Can you set down the part of the dspconload command reference below, word for word, starting at "AXSM Example" and ending at "on the connection."?

#### Extract

++++

The dspconload command lets you see the current load on a connection. With the statistics provided by dspconload, you can determine whether the current load on the connection suggests a modification to the connection or possible troubleshooting.

Cards on Which This Command Runs

AXSM, AXSM-E

Syntax

dspconload <ifNum> <vpi> <vci>

ifNum

Logical interface (port) number. For AXSM, the range is 1-60. For AXSM-E, the range is 1-32.

vpi

The VPI of the connection. The range is 0-4095.

vci

The VCI of the connection. The range is 0-65635.


Related Commands

dspcons, dspcon, dspload

Attributes

Log: no

State: active, standby

Privilege: ANYUSER


AXSM Example

Display the load on the connection with a VPI and VCI of 101 and 101, respectively, on logical port 3. In this case, no traffic currently exists on the connection.

++++

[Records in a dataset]
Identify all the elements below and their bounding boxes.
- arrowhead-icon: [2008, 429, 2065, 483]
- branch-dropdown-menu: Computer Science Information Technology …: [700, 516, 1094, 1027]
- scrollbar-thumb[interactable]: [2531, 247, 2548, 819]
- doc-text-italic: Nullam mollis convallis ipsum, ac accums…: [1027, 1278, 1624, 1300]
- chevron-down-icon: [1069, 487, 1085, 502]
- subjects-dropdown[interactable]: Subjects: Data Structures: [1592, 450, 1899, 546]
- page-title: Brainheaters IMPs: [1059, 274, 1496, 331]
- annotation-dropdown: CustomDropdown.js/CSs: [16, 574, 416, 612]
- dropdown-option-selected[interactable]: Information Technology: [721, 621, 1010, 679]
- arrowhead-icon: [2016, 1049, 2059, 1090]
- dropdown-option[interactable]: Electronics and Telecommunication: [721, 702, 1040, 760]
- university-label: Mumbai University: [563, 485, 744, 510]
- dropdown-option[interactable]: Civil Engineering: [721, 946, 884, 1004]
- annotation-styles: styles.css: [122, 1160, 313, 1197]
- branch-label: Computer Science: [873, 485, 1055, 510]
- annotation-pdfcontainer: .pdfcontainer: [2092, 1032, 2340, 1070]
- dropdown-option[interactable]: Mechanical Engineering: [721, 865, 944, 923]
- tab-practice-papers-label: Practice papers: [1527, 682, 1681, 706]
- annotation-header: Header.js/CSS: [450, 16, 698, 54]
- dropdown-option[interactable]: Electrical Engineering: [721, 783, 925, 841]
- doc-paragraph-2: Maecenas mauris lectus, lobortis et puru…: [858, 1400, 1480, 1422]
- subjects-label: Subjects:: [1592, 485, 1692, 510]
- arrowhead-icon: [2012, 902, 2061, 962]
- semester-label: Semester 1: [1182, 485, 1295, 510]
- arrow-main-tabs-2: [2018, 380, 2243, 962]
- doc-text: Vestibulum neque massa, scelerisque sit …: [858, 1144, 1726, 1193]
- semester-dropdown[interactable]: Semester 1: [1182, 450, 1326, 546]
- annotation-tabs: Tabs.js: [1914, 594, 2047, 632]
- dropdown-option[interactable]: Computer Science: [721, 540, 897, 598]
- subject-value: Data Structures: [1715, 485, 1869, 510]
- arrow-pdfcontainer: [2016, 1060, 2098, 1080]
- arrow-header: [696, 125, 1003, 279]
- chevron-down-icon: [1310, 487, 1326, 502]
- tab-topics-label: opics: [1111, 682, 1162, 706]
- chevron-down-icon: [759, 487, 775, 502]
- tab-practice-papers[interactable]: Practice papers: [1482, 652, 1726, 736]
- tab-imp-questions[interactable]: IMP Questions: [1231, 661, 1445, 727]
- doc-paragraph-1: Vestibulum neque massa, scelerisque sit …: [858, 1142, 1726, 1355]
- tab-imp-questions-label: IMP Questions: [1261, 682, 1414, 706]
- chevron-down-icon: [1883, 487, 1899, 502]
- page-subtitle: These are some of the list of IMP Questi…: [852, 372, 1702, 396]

++++

#### Response to the task
AXSM Example

Display the load on the connection with a VPI and VCI of 101 and 101, respectively, on logical port 3. In this case, no traffic currently exists on the connection.